[Element region listings]

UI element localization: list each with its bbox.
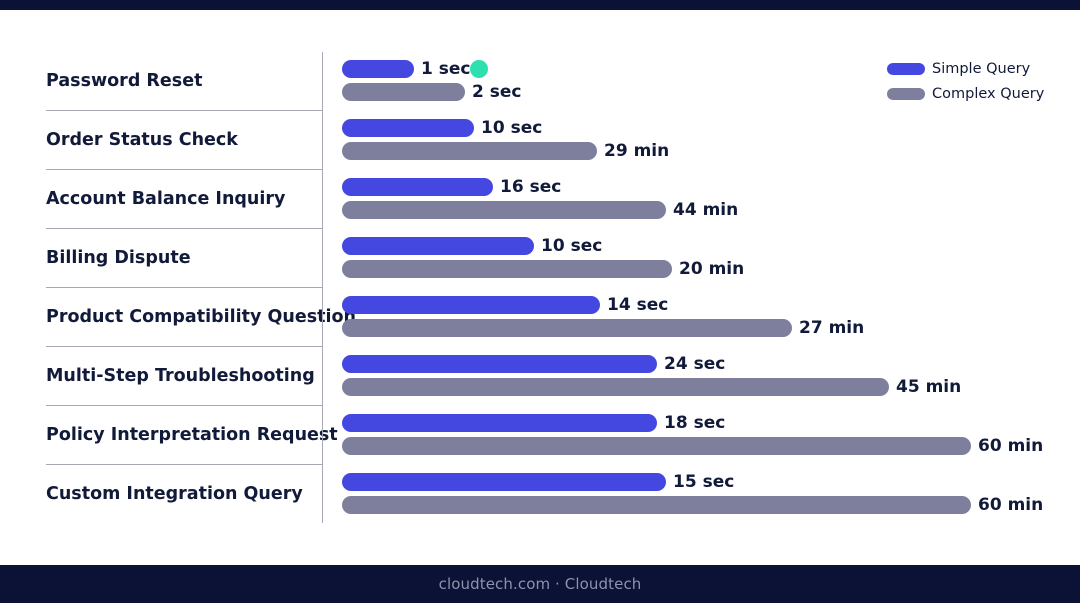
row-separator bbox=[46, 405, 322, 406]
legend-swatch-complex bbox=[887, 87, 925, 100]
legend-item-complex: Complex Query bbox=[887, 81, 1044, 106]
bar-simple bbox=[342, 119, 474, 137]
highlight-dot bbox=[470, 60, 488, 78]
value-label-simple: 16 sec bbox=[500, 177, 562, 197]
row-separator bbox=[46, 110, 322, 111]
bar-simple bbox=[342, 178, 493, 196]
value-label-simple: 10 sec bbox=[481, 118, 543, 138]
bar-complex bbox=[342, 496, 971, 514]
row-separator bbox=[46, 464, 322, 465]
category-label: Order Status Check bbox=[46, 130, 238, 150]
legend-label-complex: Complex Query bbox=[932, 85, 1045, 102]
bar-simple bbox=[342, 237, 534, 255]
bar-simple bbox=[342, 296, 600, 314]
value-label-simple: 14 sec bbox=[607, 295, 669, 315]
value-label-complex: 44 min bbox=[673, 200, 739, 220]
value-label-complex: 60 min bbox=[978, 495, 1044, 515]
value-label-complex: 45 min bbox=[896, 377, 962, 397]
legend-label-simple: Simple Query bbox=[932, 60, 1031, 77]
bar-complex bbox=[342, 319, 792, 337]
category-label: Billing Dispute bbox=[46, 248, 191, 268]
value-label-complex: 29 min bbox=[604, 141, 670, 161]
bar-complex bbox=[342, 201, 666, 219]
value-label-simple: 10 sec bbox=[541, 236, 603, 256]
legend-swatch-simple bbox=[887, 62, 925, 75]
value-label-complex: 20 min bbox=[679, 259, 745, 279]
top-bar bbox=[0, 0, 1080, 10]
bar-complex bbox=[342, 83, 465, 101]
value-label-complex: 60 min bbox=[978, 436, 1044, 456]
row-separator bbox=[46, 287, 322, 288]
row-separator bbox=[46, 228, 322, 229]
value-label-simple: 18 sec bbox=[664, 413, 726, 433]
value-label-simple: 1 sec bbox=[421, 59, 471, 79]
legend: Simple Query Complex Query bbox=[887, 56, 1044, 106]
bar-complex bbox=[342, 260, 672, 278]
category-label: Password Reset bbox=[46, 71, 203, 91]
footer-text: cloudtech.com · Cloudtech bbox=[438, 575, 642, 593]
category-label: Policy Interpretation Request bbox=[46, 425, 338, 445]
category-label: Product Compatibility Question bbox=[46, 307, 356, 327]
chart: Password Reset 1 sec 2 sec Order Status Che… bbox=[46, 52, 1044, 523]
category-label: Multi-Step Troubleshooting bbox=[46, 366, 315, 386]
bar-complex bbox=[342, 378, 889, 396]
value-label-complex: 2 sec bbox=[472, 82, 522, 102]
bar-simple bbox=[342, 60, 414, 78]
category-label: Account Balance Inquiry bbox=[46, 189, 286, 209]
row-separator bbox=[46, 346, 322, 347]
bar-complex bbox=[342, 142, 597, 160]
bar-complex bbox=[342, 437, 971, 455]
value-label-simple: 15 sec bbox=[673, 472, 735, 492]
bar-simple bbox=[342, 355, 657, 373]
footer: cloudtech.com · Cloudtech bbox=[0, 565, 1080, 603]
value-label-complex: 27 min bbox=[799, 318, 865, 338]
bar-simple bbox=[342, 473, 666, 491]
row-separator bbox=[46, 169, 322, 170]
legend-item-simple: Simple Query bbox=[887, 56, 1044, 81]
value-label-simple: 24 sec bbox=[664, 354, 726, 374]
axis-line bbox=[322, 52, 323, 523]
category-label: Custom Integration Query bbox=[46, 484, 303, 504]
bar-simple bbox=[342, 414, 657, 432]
--
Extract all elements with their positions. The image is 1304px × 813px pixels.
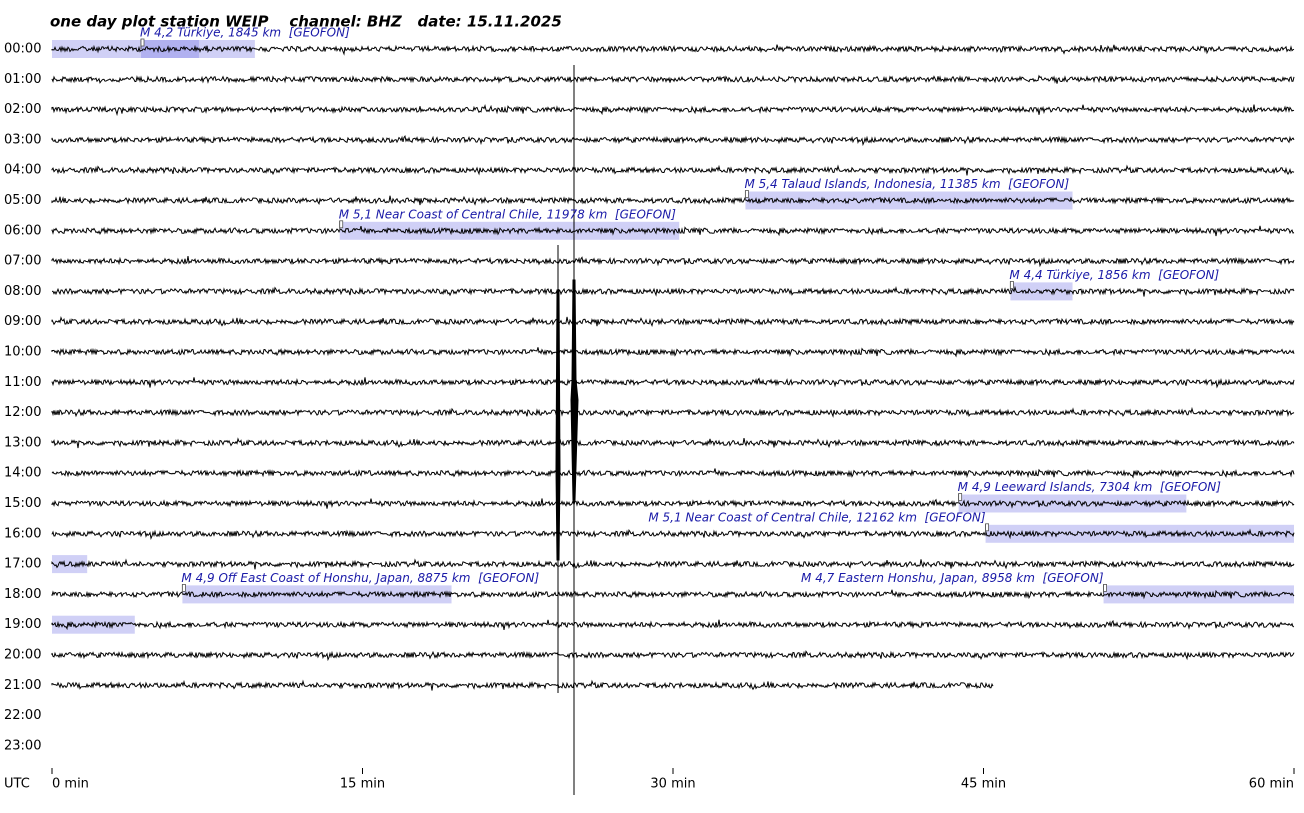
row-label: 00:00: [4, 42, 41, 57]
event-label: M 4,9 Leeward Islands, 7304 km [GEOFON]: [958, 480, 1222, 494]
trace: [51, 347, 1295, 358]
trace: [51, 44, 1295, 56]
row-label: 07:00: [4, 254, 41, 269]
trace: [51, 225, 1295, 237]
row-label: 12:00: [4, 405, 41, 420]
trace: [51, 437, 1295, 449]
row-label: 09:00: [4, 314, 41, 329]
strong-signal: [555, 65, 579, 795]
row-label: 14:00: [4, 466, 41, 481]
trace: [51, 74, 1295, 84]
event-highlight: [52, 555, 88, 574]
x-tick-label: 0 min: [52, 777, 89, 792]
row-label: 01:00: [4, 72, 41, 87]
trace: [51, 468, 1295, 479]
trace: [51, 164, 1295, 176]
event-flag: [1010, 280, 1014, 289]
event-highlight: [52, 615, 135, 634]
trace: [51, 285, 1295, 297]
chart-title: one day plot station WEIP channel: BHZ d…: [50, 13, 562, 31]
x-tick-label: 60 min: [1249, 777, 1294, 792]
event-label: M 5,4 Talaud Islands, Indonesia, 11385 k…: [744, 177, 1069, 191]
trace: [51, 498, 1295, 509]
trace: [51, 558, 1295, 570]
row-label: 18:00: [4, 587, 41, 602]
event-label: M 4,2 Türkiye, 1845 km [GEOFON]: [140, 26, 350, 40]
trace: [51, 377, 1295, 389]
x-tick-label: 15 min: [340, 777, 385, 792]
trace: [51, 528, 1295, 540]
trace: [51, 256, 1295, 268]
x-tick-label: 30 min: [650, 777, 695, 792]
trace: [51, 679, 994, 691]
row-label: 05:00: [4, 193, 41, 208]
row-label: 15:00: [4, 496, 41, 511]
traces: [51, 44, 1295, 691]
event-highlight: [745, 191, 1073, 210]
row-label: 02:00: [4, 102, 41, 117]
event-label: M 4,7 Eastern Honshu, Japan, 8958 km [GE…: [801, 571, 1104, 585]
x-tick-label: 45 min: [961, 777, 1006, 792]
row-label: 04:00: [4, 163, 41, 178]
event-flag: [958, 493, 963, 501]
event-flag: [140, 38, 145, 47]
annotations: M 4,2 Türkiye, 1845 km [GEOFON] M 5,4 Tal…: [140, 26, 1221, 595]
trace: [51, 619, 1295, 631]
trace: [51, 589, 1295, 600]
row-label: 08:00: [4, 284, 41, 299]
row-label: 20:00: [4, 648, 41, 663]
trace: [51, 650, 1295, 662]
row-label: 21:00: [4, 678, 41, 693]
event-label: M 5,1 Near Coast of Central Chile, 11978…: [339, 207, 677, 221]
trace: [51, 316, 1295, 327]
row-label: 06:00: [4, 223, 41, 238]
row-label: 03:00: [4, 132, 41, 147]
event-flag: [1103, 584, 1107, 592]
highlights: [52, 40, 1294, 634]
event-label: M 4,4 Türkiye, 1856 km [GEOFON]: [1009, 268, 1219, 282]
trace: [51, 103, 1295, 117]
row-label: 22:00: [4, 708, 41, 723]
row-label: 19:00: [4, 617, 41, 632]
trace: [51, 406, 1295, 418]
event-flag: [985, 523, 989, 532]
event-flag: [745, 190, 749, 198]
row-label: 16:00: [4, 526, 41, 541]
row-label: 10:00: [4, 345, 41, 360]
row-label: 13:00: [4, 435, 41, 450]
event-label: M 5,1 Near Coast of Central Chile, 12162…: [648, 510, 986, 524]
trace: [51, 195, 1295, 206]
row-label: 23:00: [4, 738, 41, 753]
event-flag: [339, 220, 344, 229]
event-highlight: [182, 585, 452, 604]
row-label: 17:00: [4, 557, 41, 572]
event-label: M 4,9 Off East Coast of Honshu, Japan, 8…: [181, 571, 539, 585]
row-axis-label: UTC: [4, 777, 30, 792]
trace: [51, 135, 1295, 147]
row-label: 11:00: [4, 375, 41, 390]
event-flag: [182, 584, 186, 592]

▸ Given instruction
How many lines of the records contain the string "Türkiye"? Reply with the number only.

▸ Answer to the problem
3